**LISTED RECORDS**
════════════════

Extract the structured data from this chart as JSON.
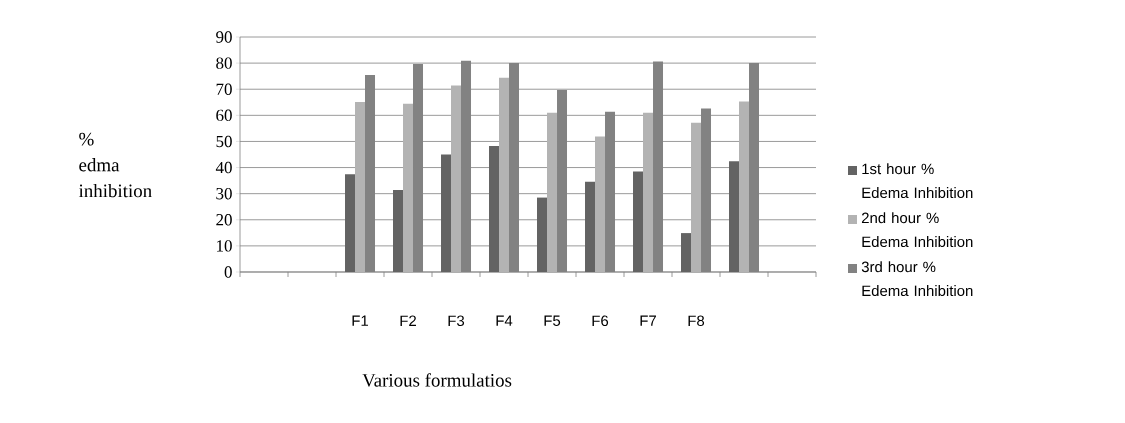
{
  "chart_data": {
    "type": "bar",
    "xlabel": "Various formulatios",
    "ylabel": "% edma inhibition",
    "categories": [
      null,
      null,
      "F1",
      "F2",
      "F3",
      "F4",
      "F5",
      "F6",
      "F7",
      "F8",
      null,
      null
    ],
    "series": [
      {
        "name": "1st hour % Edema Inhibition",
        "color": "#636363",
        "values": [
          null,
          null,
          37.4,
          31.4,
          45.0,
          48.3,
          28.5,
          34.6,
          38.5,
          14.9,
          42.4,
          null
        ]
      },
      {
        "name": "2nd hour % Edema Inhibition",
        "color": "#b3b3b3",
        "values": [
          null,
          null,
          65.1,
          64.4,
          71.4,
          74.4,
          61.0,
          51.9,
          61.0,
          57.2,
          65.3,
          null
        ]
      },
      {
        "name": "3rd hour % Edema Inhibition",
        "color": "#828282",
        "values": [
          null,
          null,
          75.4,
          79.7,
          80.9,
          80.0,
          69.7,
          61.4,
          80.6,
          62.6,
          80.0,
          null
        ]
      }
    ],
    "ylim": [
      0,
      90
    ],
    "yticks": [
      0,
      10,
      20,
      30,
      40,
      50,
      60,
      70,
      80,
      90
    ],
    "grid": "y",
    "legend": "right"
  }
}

════════════════

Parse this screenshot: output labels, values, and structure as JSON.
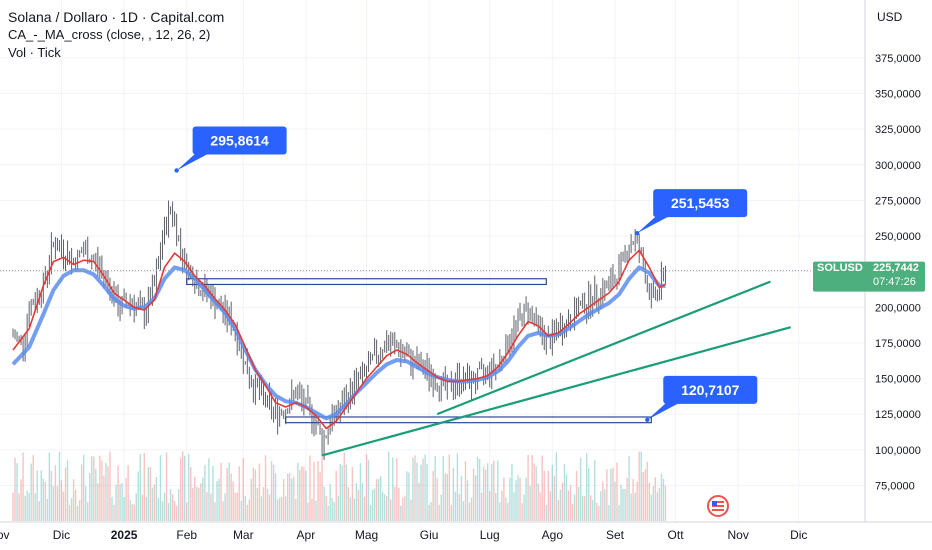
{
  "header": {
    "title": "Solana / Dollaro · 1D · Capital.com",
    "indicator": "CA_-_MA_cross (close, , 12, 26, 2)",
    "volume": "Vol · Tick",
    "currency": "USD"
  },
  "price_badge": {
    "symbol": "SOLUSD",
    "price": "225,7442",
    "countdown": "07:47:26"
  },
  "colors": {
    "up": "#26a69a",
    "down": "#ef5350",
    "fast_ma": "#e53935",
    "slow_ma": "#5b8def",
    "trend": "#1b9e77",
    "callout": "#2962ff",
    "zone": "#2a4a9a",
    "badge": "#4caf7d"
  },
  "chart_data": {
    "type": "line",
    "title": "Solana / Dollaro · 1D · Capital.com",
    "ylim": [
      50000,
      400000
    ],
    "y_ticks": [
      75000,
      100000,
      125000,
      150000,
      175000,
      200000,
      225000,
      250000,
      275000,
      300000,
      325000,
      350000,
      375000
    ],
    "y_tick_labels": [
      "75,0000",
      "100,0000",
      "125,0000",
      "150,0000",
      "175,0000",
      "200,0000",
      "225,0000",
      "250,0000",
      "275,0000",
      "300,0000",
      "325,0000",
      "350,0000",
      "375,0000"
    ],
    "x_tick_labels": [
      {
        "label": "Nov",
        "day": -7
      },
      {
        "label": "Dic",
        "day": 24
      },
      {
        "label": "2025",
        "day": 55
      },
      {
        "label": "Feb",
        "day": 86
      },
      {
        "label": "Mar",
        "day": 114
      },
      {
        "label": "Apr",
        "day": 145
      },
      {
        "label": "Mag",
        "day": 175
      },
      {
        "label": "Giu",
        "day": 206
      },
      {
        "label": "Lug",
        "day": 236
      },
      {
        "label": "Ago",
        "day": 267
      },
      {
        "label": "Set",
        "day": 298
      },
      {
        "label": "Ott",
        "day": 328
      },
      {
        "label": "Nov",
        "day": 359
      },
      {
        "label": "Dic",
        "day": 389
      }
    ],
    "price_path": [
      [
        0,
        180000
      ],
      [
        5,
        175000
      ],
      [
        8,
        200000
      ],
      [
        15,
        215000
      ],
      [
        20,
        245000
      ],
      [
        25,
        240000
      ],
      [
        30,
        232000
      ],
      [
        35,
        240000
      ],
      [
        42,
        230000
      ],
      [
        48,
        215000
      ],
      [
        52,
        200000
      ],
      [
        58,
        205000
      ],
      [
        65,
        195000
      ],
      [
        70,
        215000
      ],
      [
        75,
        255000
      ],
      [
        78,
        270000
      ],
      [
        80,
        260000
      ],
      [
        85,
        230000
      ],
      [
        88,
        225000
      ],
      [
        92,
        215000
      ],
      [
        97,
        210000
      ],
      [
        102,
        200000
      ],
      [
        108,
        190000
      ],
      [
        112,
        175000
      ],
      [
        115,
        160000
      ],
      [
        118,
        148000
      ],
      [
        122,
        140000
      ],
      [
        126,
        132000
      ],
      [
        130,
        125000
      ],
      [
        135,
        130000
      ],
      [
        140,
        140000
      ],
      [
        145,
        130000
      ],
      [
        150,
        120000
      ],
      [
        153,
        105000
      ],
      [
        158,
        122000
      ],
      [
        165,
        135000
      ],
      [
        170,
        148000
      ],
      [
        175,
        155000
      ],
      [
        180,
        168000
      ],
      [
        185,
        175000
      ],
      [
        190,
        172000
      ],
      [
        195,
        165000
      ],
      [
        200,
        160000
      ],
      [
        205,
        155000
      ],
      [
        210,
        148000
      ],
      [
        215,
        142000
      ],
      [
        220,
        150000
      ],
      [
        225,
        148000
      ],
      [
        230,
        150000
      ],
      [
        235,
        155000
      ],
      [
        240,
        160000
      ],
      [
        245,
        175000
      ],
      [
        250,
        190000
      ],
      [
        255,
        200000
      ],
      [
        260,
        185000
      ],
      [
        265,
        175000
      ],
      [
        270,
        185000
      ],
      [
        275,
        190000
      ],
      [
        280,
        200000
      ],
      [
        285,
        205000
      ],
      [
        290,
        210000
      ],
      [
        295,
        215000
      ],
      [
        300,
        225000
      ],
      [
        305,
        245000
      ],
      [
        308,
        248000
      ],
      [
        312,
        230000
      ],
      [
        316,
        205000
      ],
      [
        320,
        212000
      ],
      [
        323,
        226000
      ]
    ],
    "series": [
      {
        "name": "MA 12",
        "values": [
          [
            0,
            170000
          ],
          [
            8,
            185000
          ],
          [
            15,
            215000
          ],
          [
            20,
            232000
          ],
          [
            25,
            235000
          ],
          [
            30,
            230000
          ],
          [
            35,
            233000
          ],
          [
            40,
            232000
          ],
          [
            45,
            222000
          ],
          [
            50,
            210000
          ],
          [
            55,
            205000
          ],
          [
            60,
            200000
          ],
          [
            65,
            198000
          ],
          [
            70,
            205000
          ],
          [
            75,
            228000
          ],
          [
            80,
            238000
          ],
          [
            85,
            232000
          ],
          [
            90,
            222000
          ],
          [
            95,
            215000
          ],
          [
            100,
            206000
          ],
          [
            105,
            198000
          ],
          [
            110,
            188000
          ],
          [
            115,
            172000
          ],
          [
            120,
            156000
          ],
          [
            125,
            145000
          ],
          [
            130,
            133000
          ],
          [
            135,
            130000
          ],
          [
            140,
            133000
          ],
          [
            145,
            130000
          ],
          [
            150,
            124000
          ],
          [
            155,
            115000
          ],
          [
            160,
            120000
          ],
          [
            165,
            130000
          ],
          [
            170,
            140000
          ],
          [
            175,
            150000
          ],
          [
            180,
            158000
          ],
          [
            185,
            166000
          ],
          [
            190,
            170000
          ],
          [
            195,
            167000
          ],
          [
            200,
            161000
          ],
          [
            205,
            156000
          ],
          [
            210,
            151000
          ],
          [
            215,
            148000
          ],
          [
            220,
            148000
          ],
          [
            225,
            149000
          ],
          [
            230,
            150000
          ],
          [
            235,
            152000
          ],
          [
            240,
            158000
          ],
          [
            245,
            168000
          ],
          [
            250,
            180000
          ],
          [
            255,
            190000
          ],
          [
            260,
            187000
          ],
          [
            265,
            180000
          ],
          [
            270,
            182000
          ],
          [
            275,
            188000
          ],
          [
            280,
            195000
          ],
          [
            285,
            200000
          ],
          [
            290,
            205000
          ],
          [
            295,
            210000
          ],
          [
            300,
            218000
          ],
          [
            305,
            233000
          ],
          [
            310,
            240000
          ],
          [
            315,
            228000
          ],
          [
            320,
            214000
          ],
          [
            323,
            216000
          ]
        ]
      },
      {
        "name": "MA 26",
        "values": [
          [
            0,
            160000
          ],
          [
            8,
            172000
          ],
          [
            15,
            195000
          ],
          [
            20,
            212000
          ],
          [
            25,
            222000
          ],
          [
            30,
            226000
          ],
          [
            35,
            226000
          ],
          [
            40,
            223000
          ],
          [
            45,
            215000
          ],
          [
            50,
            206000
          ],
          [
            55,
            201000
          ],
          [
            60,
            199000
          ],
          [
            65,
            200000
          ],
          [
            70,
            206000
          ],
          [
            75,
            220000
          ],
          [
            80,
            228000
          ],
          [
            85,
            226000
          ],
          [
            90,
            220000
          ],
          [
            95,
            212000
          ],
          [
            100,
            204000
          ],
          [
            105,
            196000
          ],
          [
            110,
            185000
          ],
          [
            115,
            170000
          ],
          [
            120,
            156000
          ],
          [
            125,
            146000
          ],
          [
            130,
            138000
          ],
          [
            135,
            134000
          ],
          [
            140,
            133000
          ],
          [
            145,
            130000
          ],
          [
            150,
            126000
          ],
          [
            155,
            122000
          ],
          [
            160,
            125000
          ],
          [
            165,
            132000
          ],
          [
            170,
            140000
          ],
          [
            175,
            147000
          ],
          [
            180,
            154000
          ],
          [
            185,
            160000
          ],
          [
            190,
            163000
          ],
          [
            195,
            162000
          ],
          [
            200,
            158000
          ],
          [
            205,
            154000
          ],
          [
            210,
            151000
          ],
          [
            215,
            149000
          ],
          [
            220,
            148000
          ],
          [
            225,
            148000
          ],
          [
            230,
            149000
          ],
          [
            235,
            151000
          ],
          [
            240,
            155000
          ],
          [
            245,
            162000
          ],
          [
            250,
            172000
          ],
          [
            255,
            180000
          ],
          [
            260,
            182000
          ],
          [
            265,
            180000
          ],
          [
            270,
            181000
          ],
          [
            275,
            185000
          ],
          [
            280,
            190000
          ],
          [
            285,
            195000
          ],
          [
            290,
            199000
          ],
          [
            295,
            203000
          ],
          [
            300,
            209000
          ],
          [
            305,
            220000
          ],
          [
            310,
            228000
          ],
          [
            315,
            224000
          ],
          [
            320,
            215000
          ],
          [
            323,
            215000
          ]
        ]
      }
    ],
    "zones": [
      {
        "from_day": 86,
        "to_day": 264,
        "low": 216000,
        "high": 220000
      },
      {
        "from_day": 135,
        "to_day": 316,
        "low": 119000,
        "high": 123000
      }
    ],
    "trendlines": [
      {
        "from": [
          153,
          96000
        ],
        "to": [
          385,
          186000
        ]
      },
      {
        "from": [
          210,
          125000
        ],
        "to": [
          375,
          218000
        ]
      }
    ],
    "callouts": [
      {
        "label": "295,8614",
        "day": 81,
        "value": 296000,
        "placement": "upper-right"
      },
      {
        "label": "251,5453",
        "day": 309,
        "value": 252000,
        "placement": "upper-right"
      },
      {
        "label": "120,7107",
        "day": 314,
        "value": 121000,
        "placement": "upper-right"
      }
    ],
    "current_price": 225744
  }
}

════════════════

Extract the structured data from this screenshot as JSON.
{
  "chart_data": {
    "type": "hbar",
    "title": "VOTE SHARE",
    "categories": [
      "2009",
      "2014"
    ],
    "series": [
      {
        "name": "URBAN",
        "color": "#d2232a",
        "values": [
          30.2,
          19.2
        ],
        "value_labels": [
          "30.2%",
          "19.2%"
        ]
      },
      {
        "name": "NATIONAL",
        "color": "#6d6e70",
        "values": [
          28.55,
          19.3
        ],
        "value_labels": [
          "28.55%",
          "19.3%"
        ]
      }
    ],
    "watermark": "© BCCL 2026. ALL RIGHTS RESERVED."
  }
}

════════════════

**WHAT NEEDS TO BE DONE**
Collect each line containing the string "name".

**OUTPUT OF THE TASK**
        "name": "1st hour % Edema Inhibition",
        "name": "2nd hour % Edema Inhibition",
        "name": "3rd hour % Edema Inhibition",
        "name": "MA 12",
        "name": "MA 26",
        "name": "URBAN",
        "name": "NATIONAL",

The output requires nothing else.